▶

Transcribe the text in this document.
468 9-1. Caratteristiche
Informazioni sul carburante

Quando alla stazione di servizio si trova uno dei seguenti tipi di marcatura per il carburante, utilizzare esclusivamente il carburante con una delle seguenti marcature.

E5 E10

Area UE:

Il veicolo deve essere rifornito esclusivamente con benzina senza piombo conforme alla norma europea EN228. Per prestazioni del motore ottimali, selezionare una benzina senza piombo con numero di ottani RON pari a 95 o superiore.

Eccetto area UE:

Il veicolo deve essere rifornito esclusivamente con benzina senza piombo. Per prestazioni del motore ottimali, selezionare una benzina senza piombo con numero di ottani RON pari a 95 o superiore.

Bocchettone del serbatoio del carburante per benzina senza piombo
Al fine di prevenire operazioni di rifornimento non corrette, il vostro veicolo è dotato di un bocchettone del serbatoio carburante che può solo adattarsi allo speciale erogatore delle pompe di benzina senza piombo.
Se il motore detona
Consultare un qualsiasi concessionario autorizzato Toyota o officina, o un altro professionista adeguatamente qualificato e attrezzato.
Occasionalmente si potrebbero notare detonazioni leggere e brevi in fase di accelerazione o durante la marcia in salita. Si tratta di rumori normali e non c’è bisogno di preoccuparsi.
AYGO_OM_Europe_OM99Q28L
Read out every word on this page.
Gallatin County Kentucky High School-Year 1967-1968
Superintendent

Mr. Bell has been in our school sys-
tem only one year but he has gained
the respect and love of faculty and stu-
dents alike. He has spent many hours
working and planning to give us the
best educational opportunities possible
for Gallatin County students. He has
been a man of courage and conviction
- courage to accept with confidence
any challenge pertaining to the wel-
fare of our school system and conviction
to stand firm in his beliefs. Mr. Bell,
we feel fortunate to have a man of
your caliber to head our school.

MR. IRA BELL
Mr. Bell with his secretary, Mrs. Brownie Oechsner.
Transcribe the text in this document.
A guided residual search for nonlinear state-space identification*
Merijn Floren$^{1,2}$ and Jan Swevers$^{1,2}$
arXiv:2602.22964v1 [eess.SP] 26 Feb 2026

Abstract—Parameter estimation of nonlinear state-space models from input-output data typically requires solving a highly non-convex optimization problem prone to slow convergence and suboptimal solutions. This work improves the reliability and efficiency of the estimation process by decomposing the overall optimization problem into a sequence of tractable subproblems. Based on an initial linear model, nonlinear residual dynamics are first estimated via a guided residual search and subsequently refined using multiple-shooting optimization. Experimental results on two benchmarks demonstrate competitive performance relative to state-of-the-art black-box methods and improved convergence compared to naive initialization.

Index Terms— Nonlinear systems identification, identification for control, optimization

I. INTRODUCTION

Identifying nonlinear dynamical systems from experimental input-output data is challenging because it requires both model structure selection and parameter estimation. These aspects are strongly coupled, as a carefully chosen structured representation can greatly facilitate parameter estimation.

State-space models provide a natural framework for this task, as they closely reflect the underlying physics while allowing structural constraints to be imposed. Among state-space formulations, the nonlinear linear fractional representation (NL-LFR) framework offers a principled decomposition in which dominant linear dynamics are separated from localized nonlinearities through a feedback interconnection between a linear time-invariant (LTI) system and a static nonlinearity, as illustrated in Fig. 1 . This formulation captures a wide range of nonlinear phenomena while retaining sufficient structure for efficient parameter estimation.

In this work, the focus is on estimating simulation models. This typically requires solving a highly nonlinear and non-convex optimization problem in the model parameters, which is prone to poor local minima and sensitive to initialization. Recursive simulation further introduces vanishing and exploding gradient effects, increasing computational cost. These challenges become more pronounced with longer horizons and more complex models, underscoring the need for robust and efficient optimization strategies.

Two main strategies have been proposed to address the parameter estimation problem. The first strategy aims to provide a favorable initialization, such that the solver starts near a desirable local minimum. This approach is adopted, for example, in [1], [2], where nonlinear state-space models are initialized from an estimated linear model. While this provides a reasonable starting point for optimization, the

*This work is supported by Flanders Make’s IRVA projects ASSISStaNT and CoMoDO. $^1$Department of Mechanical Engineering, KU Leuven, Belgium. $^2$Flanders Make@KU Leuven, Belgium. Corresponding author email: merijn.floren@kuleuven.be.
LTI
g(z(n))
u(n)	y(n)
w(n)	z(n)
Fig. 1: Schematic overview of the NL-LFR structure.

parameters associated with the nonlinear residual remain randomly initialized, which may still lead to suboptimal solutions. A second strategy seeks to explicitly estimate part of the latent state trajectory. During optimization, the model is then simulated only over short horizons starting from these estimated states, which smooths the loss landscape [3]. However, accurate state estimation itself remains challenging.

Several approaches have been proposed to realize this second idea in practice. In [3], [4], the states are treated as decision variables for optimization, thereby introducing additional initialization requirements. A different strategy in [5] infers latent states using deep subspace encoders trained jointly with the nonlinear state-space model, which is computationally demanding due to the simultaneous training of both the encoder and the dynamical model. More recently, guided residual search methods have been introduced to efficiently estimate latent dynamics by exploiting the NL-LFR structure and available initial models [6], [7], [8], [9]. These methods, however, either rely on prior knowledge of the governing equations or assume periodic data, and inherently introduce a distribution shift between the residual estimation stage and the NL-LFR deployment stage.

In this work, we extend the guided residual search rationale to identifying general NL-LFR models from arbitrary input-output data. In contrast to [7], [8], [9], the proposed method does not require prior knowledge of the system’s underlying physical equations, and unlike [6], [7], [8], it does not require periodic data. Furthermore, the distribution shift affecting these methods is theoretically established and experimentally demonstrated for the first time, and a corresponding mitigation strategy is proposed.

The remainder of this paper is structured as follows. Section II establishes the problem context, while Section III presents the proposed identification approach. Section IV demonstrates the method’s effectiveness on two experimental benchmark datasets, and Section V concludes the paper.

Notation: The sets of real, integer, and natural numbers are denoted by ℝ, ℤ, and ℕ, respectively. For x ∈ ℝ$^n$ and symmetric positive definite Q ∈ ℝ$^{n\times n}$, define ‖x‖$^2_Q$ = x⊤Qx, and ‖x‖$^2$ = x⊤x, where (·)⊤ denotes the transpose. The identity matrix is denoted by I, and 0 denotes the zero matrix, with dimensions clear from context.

◀

> **Task to carry out**:
All of the records must be retyped exactly as they are.

> **Task answer**:
Transcribe the text in this document.
468 9-1. Caratteristiche
Informazioni sul carburante

Quando alla stazione di servizio si trova uno dei seguenti tipi di marcatura per il carburante, utilizzare esclusivamente il carburante con una delle seguenti marcature.

E5 E10

Area UE:

Il veicolo deve essere rifornito esclusivamente con benzina senza piombo conforme alla norma europea EN228. Per prestazioni del motore ottimali, selezionare una benzina senza piombo con numero di ottani RON pari a 95 o superiore.

Eccetto area UE:

Il veicolo deve essere rifornito esclusivamente con benzina senza piombo. Per prestazioni del motore ottimali, selezionare una benzina senza piombo con numero di ottani RON pari a 95 o superiore.

Bocchettone del serbatoio del carburante per benzina senza piombo
Al fine di prevenire operazioni di rifornimento non corrette, il vostro veicolo è dotato di un bocchettone del serbatoio carburante che può solo adattarsi allo speciale erogatore delle pompe di benzina senza piombo.
Se il motore detona
Consultare un qualsiasi concessionario autorizzato Toyota o officina, o un altro professionista adeguatamente qualificato e attrezzato.
Occasionalmente si potrebbero notare detonazioni leggere e brevi in fase di accelerazione o durante la marcia in salita. Si tratta di rumori normali e non c’è bisogno di preoccuparsi.
AYGO_OM_Europe_OM99Q28L
Read out every word on this page.
Gallatin County Kentucky High School-Year 1967-1968
Superintendent

Mr. Bell has been in our school sys-
tem only one year but he has gained
the respect and love of faculty and stu-
dents alike. He has spent many hours
working and planning to give us the
best educational opportunities possible
for Gallatin County students. He has
been a man of courage and conviction
- courage to accept with confidence
any challenge pertaining to the wel-
fare of our school system and conviction
to stand firm in his beliefs. Mr. Bell,
we feel fortunate to have a man of
your caliber to head our school.

MR. IRA BELL
Mr. Bell with his secretary, Mrs. Brownie Oechsner.
Transcribe the text in this document.
A guided residual search for nonlinear state-space identification*
Merijn Floren$^{1,2}$ and Jan Swevers$^{1,2}$
arXiv:2602.22964v1 [eess.SP] 26 Feb 2026

Abstract—Parameter estimation of nonlinear state-space models from input-output data typically requires solving a highly non-convex optimization problem prone to slow convergence and suboptimal solutions. This work improves the reliability and efficiency of the estimation process by decomposing the overall optimization problem into a sequence of tractable subproblems. Based on an initial linear model, nonlinear residual dynamics are first estimated via a guided residual search and subsequently refined using multiple-shooting optimization. Experimental results on two benchmarks demonstrate competitive performance relative to state-of-the-art black-box methods and improved convergence compared to naive initialization.

Index Terms— Nonlinear systems identification, identification for control, optimization

I. INTRODUCTION

Identifying nonlinear dynamical systems from experimental input-output data is challenging because it requires both model structure selection and parameter estimation. These aspects are strongly coupled, as a carefully chosen structured representation can greatly facilitate parameter estimation.

State-space models provide a natural framework for this task, as they closely reflect the underlying physics while allowing structural constraints to be imposed. Among state-space formulations, the nonlinear linear fractional representation (NL-LFR) framework offers a principled decomposition in which dominant linear dynamics are separated from localized nonlinearities through a feedback interconnection between a linear time-invariant (LTI) system and a static nonlinearity, as illustrated in Fig. 1 . This formulation captures a wide range of nonlinear phenomena while retaining sufficient structure for efficient parameter estimation.

In this work, the focus is on estimating simulation models. This typically requires solving a highly nonlinear and non-convex optimization problem in the model parameters, which is prone to poor local minima and sensitive to initialization. Recursive simulation further introduces vanishing and exploding gradient effects, increasing computational cost. These challenges become more pronounced with longer horizons and more complex models, underscoring the need for robust and efficient optimization strategies.

Two main strategies have been proposed to address the parameter estimation problem. The first strategy aims to provide a favorable initialization, such that the solver starts near a desirable local minimum. This approach is adopted, for example, in [1], [2], where nonlinear state-space models are initialized from an estimated linear model. While this provides a reasonable starting point for optimization, the

*This work is supported by Flanders Make’s IRVA projects ASSISStaNT and CoMoDO. $^1$Department of Mechanical Engineering, KU Leuven, Belgium. $^2$Flanders Make@KU Leuven, Belgium. Corresponding author email: merijn.floren@kuleuven.be.
LTI
g(z(n))
u(n)	y(n)
w(n)	z(n)
Fig. 1: Schematic overview of the NL-LFR structure.

parameters associated with the nonlinear residual remain randomly initialized, which may still lead to suboptimal solutions. A second strategy seeks to explicitly estimate part of the latent state trajectory. During optimization, the model is then simulated only over short horizons starting from these estimated states, which smooths the loss landscape [3]. However, accurate state estimation itself remains challenging.

Several approaches have been proposed to realize this second idea in practice. In [3], [4], the states are treated as decision variables for optimization, thereby introducing additional initialization requirements. A different strategy in [5] infers latent states using deep subspace encoders trained jointly with the nonlinear state-space model, which is computationally demanding due to the simultaneous training of both the encoder and the dynamical model. More recently, guided residual search methods have been introduced to efficiently estimate latent dynamics by exploiting the NL-LFR structure and available initial models [6], [7], [8], [9]. These methods, however, either rely on prior knowledge of the governing equations or assume periodic data, and inherently introduce a distribution shift between the residual estimation stage and the NL-LFR deployment stage.

In this work, we extend the guided residual search rationale to identifying general NL-LFR models from arbitrary input-output data. In contrast to [7], [8], [9], the proposed method does not require prior knowledge of the system’s underlying physical equations, and unlike [6], [7], [8], it does not require periodic data. Furthermore, the distribution shift affecting these methods is theoretically established and experimentally demonstrated for the first time, and a corresponding mitigation strategy is proposed.

The remainder of this paper is structured as follows. Section II establishes the problem context, while Section III presents the proposed identification approach. Section IV demonstrates the method’s effectiveness on two experimental benchmark datasets, and Section V concludes the paper.

Notation: The sets of real, integer, and natural numbers are denoted by ℝ, ℤ, and ℕ, respectively. For x ∈ ℝ$^n$ and symmetric positive definite Q ∈ ℝ$^{n\times n}$, define ‖x‖$^2_Q$ = x⊤Qx, and ‖x‖$^2$ = x⊤x, where (·)⊤ denotes the transpose. The identity matrix is denoted by I, and 0 denotes the zero matrix, with dimensions clear from context.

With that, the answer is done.